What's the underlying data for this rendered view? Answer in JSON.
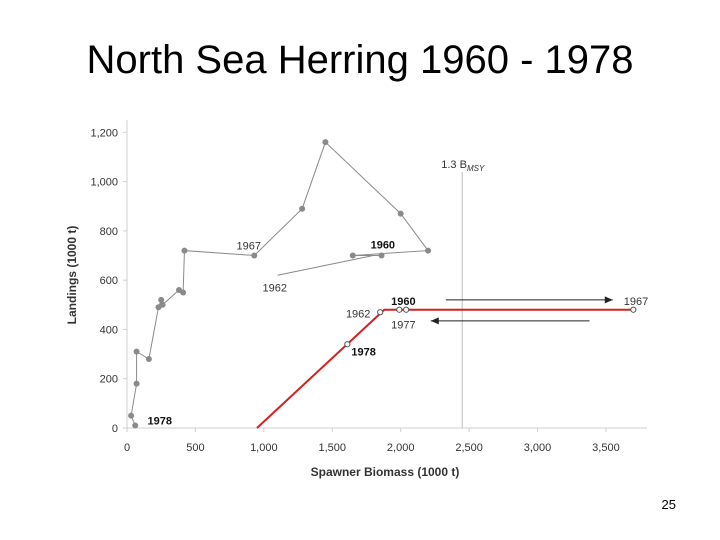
{
  "slide": {
    "title": "North Sea Herring 1960 - 1978",
    "page_number": "25"
  },
  "chart_data": {
    "type": "scatter",
    "xlabel": "Spawner Biomass (1000 t)",
    "ylabel": "Landings (1000 t)",
    "xlim": [
      0,
      3800
    ],
    "ylim": [
      0,
      1250
    ],
    "x_ticks": [
      0,
      500,
      1000,
      1500,
      2000,
      2500,
      3000,
      3500
    ],
    "x_tick_labels": [
      "0",
      "500",
      "1,000",
      "1,500",
      "2,000",
      "2,500",
      "3,000",
      "3,500"
    ],
    "y_ticks": [
      0,
      200,
      400,
      600,
      800,
      1000,
      1200
    ],
    "y_tick_labels": [
      "0",
      "200",
      "400",
      "600",
      "800",
      "1,000",
      "1,200"
    ],
    "grid": false,
    "series": [
      {
        "color": "#8a8a8a",
        "style": "line-markers",
        "points": [
          {
            "x": 1860,
            "y": 700
          },
          {
            "x": 1650,
            "y": 700
          },
          {
            "x": 2200,
            "y": 720
          },
          {
            "x": 2000,
            "y": 870
          },
          {
            "x": 1450,
            "y": 1160
          },
          {
            "x": 1280,
            "y": 890
          },
          {
            "x": 930,
            "y": 700
          },
          {
            "x": 420,
            "y": 720
          },
          {
            "x": 410,
            "y": 550
          },
          {
            "x": 380,
            "y": 560
          },
          {
            "x": 260,
            "y": 500
          },
          {
            "x": 250,
            "y": 520
          },
          {
            "x": 230,
            "y": 490
          },
          {
            "x": 160,
            "y": 280
          },
          {
            "x": 70,
            "y": 310
          },
          {
            "x": 70,
            "y": 180
          },
          {
            "x": 30,
            "y": 50
          },
          {
            "x": 60,
            "y": 10
          }
        ]
      },
      {
        "color": "#8a8a8a",
        "style": "line",
        "points": [
          {
            "x": 1100,
            "y": 620
          },
          {
            "x": 1800,
            "y": 700
          }
        ]
      },
      {
        "color": "#d42020",
        "style": "line",
        "points": [
          {
            "x": 950,
            "y": 0
          },
          {
            "x": 1880,
            "y": 480
          },
          {
            "x": 3700,
            "y": 480
          }
        ]
      },
      {
        "color": "#d42020",
        "style": "open-markers",
        "points": [
          {
            "x": 1610,
            "y": 340
          },
          {
            "x": 1850,
            "y": 470
          },
          {
            "x": 1990,
            "y": 480
          },
          {
            "x": 2040,
            "y": 480
          },
          {
            "x": 3700,
            "y": 480
          }
        ]
      }
    ],
    "reference_line": {
      "x": 2450,
      "label": "1.3 B",
      "label_sub": "MSY"
    },
    "arrows": [
      {
        "from": {
          "x": 2330,
          "y": 520
        },
        "to": {
          "x": 3550,
          "y": 520
        },
        "direction": "right"
      },
      {
        "from": {
          "x": 3380,
          "y": 435
        },
        "to": {
          "x": 2220,
          "y": 435
        },
        "direction": "left"
      }
    ],
    "annotations": [
      {
        "text": "1967",
        "x": 800,
        "y": 740,
        "bold": false
      },
      {
        "text": "1960",
        "x": 1780,
        "y": 745,
        "bold": true
      },
      {
        "text": "1962",
        "x": 990,
        "y": 570,
        "bold": false
      },
      {
        "text": "1962",
        "x": 1600,
        "y": 465,
        "bold": false
      },
      {
        "text": "1960",
        "x": 1930,
        "y": 515,
        "bold": true
      },
      {
        "text": "1977",
        "x": 1930,
        "y": 420,
        "bold": false
      },
      {
        "text": "1978",
        "x": 1640,
        "y": 310,
        "bold": true
      },
      {
        "text": "1967",
        "x": 3630,
        "y": 515,
        "bold": false
      },
      {
        "text": "1978",
        "x": 150,
        "y": 30,
        "bold": true
      }
    ]
  }
}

▶ [TASK DIRECTIONS]: Go through the records and pull out each line that includes the word "style".

▶ [SOLUTION]:
        "style": "line-markers",
        "style": "line",
        "style": "line",
        "style": "open-markers",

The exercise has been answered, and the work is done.